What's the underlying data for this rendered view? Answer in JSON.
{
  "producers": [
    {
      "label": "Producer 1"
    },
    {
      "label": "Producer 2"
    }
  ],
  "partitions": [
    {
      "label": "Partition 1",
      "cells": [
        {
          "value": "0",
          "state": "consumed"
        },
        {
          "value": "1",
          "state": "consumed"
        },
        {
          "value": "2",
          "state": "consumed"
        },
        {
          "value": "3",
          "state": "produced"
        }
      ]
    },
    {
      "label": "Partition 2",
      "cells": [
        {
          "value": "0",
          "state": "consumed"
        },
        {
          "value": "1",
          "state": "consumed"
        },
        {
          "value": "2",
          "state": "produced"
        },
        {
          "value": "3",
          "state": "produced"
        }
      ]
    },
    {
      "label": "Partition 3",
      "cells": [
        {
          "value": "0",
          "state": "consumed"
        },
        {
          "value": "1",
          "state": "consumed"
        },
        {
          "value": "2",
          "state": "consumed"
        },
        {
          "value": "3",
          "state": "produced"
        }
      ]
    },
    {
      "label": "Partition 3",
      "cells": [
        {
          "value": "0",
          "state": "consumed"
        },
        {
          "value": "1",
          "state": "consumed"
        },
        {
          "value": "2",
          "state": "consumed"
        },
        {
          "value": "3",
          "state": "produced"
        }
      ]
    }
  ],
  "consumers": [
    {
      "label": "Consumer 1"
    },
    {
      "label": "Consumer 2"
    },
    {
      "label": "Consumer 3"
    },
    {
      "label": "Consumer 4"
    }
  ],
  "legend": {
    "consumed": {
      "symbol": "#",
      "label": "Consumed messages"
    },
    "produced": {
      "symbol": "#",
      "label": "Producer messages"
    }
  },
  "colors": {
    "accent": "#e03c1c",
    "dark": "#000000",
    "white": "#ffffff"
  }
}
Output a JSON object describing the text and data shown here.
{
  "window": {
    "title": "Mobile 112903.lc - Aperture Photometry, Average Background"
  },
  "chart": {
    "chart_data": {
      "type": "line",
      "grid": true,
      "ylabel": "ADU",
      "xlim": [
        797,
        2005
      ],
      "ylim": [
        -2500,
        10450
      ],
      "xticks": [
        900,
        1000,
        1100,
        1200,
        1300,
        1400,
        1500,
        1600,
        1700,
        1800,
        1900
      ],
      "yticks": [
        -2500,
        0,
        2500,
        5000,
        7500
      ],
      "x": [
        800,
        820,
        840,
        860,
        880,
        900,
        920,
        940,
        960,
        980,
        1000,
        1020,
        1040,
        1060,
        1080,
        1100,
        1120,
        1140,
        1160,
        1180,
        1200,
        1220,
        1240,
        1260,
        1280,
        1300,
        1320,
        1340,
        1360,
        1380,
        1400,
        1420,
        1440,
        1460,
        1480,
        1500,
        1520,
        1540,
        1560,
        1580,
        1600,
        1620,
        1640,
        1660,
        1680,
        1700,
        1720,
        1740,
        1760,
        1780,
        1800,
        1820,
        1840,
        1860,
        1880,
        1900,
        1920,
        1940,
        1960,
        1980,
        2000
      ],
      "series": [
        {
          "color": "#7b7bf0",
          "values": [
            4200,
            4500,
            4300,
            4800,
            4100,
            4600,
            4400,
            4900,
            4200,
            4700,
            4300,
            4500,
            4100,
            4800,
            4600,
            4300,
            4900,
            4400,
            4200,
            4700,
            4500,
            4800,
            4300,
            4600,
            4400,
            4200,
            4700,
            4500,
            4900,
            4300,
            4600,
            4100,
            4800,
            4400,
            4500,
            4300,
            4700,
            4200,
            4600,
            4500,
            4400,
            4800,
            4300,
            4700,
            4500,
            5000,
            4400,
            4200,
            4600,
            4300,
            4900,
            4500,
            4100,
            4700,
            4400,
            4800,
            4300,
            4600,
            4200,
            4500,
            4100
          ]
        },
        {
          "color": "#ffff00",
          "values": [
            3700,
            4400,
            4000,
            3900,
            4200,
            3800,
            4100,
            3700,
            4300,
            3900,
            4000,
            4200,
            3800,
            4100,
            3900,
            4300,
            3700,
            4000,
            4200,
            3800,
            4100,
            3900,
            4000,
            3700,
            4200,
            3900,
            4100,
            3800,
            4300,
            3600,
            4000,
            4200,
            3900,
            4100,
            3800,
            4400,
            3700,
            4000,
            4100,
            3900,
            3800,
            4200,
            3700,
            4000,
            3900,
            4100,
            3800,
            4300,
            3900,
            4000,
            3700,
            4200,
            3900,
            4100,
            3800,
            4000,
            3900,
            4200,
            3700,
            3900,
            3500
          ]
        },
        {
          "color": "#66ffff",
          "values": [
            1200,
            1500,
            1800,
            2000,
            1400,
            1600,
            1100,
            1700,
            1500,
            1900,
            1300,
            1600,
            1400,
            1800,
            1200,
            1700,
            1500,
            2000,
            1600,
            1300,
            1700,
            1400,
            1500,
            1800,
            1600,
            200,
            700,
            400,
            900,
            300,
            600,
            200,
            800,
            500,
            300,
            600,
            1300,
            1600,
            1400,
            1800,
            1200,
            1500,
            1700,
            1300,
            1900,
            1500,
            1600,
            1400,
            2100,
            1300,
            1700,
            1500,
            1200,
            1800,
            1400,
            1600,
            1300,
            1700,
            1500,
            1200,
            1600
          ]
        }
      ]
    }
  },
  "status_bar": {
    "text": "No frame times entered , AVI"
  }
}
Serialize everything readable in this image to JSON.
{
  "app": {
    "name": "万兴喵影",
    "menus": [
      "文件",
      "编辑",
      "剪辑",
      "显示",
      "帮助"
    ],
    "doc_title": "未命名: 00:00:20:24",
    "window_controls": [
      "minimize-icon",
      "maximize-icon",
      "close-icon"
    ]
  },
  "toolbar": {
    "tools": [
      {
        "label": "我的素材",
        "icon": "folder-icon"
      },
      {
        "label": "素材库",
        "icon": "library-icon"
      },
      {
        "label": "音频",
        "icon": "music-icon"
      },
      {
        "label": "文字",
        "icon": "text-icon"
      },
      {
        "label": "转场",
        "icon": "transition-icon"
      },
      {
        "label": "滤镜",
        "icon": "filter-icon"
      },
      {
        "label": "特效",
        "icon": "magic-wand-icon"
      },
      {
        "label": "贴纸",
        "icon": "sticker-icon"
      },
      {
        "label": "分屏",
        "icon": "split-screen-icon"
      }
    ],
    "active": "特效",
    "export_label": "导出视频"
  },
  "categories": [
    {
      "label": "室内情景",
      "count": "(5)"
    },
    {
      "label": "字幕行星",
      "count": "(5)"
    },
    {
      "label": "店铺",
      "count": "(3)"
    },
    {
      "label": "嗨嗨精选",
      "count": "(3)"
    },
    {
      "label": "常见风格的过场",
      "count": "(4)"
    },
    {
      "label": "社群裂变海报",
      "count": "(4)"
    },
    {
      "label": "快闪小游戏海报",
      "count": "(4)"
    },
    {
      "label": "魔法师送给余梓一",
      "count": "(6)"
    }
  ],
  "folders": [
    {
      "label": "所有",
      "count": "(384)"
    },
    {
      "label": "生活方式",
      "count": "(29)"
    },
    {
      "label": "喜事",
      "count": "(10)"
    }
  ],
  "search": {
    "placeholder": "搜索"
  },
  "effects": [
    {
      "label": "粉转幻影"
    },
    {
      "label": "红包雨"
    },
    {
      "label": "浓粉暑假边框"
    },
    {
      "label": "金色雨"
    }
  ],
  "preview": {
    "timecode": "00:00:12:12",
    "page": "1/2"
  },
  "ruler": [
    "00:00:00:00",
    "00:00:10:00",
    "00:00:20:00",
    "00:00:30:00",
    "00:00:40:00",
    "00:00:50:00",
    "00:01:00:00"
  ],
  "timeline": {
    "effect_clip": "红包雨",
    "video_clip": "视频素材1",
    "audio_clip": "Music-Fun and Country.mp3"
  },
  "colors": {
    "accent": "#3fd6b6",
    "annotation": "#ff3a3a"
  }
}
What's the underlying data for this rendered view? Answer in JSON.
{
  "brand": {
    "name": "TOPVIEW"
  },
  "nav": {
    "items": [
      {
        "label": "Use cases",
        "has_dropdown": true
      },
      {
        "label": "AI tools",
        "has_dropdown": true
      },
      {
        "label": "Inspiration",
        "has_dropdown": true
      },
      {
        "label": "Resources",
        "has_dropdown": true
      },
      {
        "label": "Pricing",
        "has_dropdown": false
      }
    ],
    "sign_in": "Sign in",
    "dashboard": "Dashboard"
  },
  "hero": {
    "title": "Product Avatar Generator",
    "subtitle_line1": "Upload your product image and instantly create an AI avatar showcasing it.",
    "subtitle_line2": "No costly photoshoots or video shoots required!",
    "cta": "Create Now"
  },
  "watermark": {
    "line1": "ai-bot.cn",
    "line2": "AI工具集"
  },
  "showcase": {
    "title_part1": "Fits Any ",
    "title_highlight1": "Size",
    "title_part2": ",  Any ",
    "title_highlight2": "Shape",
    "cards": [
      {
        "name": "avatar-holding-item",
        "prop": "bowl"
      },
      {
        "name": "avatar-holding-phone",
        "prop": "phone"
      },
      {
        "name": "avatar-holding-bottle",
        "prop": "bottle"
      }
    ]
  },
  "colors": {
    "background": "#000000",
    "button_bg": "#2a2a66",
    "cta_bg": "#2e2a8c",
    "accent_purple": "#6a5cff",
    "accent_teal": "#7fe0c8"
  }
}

=====

State how many lines in the records above contain the word "bottle", and give only that number.

**OUTPUT FOR THIS TASK:** 2